Given information –
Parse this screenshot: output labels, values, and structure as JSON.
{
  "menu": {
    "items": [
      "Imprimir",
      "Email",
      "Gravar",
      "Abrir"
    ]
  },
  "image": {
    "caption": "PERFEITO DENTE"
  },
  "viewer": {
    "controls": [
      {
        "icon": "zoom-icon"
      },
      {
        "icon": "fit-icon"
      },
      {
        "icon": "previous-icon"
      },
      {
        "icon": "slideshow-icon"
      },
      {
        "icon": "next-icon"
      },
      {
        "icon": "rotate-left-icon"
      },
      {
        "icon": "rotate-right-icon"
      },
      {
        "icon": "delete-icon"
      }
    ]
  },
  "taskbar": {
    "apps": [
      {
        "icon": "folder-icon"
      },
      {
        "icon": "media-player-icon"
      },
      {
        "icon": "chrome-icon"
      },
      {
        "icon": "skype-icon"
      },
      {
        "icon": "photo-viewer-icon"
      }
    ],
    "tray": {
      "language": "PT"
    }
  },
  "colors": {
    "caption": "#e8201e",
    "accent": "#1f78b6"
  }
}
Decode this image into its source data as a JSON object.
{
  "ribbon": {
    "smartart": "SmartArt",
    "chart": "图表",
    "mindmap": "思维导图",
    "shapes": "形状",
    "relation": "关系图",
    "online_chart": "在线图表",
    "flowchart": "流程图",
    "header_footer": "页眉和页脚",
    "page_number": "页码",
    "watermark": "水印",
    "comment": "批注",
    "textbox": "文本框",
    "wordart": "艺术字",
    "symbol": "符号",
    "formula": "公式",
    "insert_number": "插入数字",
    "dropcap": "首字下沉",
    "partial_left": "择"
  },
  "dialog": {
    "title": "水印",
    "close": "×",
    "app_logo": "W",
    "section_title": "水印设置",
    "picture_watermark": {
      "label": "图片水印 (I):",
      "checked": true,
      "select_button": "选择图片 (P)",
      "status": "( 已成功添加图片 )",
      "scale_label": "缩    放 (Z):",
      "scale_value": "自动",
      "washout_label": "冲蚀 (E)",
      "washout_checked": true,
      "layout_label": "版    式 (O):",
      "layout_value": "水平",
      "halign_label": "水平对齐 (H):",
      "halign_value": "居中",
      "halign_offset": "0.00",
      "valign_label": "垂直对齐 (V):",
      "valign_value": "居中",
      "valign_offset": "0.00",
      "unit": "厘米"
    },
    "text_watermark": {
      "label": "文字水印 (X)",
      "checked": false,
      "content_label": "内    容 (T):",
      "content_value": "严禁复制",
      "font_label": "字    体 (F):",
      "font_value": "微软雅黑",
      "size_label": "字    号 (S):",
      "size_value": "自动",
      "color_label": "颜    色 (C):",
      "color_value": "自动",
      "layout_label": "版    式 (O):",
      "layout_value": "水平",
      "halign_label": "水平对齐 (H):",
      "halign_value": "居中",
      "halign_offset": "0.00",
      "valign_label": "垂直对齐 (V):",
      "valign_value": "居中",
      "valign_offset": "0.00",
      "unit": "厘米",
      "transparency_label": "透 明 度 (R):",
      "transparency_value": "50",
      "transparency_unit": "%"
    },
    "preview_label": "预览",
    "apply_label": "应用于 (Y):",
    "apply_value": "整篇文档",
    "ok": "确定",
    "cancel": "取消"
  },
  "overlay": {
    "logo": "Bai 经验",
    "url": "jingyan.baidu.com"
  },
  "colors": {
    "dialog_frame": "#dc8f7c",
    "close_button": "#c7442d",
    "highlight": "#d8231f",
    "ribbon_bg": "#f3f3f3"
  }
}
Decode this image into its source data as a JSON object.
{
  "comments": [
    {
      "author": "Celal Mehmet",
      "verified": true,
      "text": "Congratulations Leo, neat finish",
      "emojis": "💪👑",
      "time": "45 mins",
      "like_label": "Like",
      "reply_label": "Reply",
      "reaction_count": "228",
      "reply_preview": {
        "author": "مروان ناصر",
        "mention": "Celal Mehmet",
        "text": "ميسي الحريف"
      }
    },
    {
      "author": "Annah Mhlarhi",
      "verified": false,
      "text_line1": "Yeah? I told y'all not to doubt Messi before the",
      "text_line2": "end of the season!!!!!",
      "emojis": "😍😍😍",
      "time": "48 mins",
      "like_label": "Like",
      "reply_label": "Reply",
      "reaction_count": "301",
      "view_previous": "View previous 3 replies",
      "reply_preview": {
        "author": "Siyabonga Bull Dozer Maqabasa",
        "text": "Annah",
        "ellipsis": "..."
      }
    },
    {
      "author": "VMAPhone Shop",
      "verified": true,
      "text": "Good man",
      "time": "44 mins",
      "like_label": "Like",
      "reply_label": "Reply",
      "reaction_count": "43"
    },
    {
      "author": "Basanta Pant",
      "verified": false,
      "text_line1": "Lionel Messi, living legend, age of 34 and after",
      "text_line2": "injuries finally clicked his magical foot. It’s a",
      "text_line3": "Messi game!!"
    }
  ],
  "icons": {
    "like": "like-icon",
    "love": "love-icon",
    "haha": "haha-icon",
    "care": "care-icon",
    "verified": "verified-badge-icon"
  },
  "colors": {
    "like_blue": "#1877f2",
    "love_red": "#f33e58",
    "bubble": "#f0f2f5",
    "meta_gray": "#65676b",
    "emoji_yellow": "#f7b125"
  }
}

Exercise –
The records above must be repeated exactly, every one of them.

Written reply –
Parse this screenshot: output labels, values, and structure as JSON.
{
  "menu": {
    "items": [
      "Imprimir",
      "Email",
      "Gravar",
      "Abrir"
    ]
  },
  "image": {
    "caption": "PERFEITO DENTE"
  },
  "viewer": {
    "controls": [
      {
        "icon": "zoom-icon"
      },
      {
        "icon": "fit-icon"
      },
      {
        "icon": "previous-icon"
      },
      {
        "icon": "slideshow-icon"
      },
      {
        "icon": "next-icon"
      },
      {
        "icon": "rotate-left-icon"
      },
      {
        "icon": "rotate-right-icon"
      },
      {
        "icon": "delete-icon"
      }
    ]
  },
  "taskbar": {
    "apps": [
      {
        "icon": "folder-icon"
      },
      {
        "icon": "media-player-icon"
      },
      {
        "icon": "chrome-icon"
      },
      {
        "icon": "skype-icon"
      },
      {
        "icon": "photo-viewer-icon"
      }
    ],
    "tray": {
      "language": "PT"
    }
  },
  "colors": {
    "caption": "#e8201e",
    "accent": "#1f78b6"
  }
}
Decode this image into its source data as a JSON object.
{
  "ribbon": {
    "smartart": "SmartArt",
    "chart": "图表",
    "mindmap": "思维导图",
    "shapes": "形状",
    "relation": "关系图",
    "online_chart": "在线图表",
    "flowchart": "流程图",
    "header_footer": "页眉和页脚",
    "page_number": "页码",
    "watermark": "水印",
    "comment": "批注",
    "textbox": "文本框",
    "wordart": "艺术字",
    "symbol": "符号",
    "formula": "公式",
    "insert_number": "插入数字",
    "dropcap": "首字下沉",
    "partial_left": "择"
  },
  "dialog": {
    "title": "水印",
    "close": "×",
    "app_logo": "W",
    "section_title": "水印设置",
    "picture_watermark": {
      "label": "图片水印 (I):",
      "checked": true,
      "select_button": "选择图片 (P)",
      "status": "( 已成功添加图片 )",
      "scale_label": "缩    放 (Z):",
      "scale_value": "自动",
      "washout_label": "冲蚀 (E)",
      "washout_checked": true,
      "layout_label": "版    式 (O):",
      "layout_value": "水平",
      "halign_label": "水平对齐 (H):",
      "halign_value": "居中",
      "halign_offset": "0.00",
      "valign_label": "垂直对齐 (V):",
      "valign_value": "居中",
      "valign_offset": "0.00",
      "unit": "厘米"
    },
    "text_watermark": {
      "label": "文字水印 (X)",
      "checked": false,
      "content_label": "内    容 (T):",
      "content_value": "严禁复制",
      "font_label": "字    体 (F):",
      "font_value": "微软雅黑",
      "size_label": "字    号 (S):",
      "size_value": "自动",
      "color_label": "颜    色 (C):",
      "color_value": "自动",
      "layout_label": "版    式 (O):",
      "layout_value": "水平",
      "halign_label": "水平对齐 (H):",
      "halign_value": "居中",
      "halign_offset": "0.00",
      "valign_label": "垂直对齐 (V):",
      "valign_value": "居中",
      "valign_offset": "0.00",
      "unit": "厘米",
      "transparency_label": "透 明 度 (R):",
      "transparency_value": "50",
      "transparency_unit": "%"
    },
    "preview_label": "预览",
    "apply_label": "应用于 (Y):",
    "apply_value": "整篇文档",
    "ok": "确定",
    "cancel": "取消"
  },
  "overlay": {
    "logo": "Bai 经验",
    "url": "jingyan.baidu.com"
  },
  "colors": {
    "dialog_frame": "#dc8f7c",
    "close_button": "#c7442d",
    "highlight": "#d8231f",
    "ribbon_bg": "#f3f3f3"
  }
}
Decode this image into its source data as a JSON object.
{
  "comments": [
    {
      "author": "Celal Mehmet",
      "verified": true,
      "text": "Congratulations Leo, neat finish",
      "emojis": "💪👑",
      "time": "45 mins",
      "like_label": "Like",
      "reply_label": "Reply",
      "reaction_count": "228",
      "reply_preview": {
        "author": "مروان ناصر",
        "mention": "Celal Mehmet",
        "text": "ميسي الحريف"
      }
    },
    {
      "author": "Annah Mhlarhi",
      "verified": false,
      "text_line1": "Yeah? I told y'all not to doubt Messi before the",
      "text_line2": "end of the season!!!!!",
      "emojis": "😍😍😍",
      "time": "48 mins",
      "like_label": "Like",
      "reply_label": "Reply",
      "reaction_count": "301",
      "view_previous": "View previous 3 replies",
      "reply_preview": {
        "author": "Siyabonga Bull Dozer Maqabasa",
        "text": "Annah",
        "ellipsis": "..."
      }
    },
    {
      "author": "VMAPhone Shop",
      "verified": true,
      "text": "Good man",
      "time": "44 mins",
      "like_label": "Like",
      "reply_label": "Reply",
      "reaction_count": "43"
    },
    {
      "author": "Basanta Pant",
      "verified": false,
      "text_line1": "Lionel Messi, living legend, age of 34 and after",
      "text_line2": "injuries finally clicked his magical foot. It’s a",
      "text_line3": "Messi game!!"
    }
  ],
  "icons": {
    "like": "like-icon",
    "love": "love-icon",
    "haha": "haha-icon",
    "care": "care-icon",
    "verified": "verified-badge-icon"
  },
  "colors": {
    "like_blue": "#1877f2",
    "love_red": "#f33e58",
    "bubble": "#f0f2f5",
    "meta_gray": "#65676b",
    "emoji_yellow": "#f7b125"
  }
}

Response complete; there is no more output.